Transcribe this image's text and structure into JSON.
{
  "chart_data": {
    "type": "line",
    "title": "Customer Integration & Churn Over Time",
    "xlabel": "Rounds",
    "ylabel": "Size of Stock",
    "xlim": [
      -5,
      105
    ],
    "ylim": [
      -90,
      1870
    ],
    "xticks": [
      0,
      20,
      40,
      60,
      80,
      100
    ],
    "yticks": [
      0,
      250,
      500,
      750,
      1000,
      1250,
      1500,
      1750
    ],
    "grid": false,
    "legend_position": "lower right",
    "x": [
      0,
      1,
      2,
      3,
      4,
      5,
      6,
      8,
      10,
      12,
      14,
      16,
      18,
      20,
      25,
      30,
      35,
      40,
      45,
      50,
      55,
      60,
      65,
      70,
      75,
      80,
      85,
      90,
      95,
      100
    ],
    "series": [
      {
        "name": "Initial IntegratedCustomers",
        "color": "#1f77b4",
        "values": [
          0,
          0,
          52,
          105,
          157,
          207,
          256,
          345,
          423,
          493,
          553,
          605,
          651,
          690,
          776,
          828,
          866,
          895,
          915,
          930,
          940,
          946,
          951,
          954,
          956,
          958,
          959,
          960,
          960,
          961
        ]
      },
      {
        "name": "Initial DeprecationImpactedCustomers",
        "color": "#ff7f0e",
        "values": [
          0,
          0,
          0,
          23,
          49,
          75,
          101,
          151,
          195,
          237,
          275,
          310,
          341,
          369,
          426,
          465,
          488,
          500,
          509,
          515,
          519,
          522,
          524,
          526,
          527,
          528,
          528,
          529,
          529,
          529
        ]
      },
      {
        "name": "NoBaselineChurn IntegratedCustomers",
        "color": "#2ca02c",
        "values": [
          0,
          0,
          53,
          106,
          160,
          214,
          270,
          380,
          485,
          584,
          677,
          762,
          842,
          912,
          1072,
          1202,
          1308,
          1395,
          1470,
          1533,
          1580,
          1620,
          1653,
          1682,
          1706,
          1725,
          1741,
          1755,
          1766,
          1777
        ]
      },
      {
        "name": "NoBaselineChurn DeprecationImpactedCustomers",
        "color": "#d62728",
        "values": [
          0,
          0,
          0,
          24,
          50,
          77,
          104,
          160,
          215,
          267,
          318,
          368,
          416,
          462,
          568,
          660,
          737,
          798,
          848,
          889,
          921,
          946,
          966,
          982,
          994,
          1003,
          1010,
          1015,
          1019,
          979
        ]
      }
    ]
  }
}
+===+
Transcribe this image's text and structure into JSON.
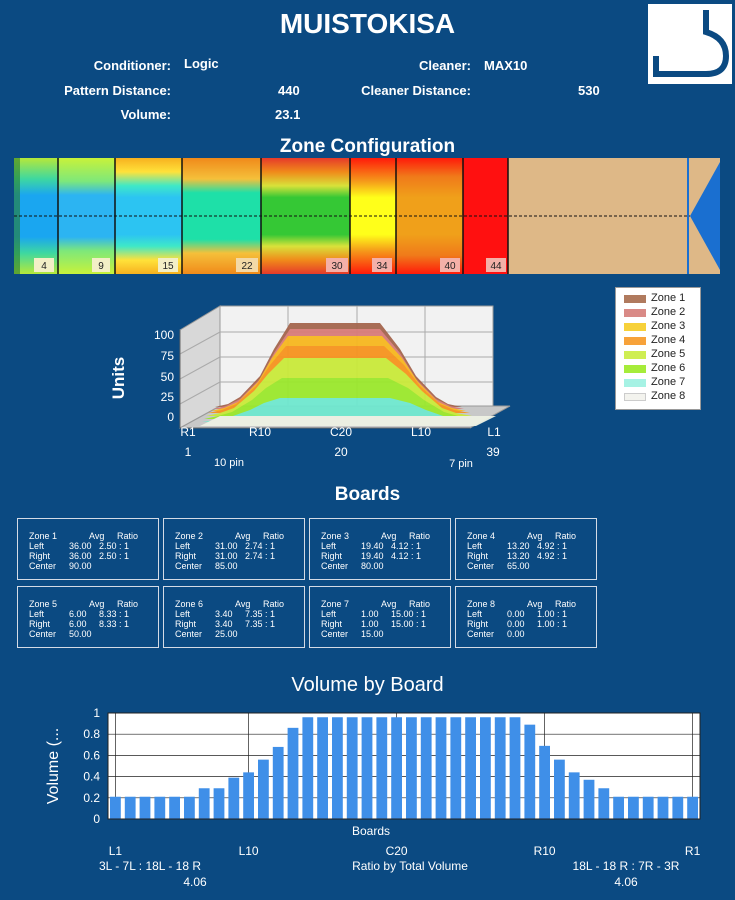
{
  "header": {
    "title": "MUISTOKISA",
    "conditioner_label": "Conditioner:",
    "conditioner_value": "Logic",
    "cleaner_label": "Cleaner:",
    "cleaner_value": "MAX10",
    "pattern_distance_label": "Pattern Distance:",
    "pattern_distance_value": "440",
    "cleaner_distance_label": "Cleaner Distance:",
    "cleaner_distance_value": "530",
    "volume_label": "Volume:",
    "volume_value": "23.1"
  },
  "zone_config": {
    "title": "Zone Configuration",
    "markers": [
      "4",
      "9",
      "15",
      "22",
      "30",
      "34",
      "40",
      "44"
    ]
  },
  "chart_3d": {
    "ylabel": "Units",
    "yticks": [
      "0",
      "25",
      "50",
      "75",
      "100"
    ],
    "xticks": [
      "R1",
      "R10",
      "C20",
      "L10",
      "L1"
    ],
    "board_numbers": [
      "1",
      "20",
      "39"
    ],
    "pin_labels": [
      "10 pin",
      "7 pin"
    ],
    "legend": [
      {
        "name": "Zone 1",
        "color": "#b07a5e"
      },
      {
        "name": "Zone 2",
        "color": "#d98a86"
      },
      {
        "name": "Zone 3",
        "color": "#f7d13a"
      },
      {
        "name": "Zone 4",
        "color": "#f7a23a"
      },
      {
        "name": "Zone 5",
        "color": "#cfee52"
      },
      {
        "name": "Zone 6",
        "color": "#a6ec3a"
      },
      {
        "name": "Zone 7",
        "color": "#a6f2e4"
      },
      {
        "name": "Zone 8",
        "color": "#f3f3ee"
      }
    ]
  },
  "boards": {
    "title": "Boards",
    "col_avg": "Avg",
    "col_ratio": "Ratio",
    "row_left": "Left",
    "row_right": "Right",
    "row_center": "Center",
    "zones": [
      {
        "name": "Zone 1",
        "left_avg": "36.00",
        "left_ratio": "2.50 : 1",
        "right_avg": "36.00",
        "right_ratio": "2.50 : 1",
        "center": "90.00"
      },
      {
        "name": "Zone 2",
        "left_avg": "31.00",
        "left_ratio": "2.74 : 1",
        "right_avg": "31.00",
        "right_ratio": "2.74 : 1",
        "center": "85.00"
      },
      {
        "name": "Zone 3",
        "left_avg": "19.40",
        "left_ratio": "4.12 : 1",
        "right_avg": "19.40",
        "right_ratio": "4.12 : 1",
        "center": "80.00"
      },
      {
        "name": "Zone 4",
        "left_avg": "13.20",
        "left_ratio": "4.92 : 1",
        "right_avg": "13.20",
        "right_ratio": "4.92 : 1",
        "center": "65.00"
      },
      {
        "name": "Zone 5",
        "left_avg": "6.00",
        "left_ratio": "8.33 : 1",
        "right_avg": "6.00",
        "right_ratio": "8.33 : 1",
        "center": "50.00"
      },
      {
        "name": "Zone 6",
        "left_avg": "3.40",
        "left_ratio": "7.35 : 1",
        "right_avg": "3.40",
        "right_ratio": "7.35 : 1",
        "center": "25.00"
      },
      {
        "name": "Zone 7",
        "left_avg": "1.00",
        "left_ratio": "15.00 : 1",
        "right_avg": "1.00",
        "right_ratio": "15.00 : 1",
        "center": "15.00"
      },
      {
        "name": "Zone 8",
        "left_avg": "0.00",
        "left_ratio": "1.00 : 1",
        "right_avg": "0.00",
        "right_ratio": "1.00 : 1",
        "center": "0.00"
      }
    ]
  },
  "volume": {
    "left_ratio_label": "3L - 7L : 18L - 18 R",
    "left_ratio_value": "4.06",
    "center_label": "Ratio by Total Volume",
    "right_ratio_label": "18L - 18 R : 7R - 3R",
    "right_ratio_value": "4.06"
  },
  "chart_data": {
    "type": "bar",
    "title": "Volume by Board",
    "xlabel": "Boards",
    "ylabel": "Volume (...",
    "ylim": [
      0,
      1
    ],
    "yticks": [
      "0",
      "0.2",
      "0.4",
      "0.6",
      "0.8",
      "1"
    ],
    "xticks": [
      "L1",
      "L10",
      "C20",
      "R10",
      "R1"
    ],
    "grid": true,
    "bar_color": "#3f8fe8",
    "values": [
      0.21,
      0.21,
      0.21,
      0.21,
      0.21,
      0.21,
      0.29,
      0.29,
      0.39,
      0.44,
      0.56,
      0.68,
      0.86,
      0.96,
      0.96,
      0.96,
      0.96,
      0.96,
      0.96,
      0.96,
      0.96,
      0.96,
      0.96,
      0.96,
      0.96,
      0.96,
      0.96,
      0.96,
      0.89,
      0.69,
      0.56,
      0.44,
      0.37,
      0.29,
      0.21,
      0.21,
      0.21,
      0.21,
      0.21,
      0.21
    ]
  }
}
+===+
» GIVEN TASK
Pull every line containing the word "IntegratedCustomers" out of the entries above.

» OUTPUT OF THE EXERCISE
        "name": "Initial IntegratedCustomers",
        "name": "NoBaselineChurn IntegratedCustomers",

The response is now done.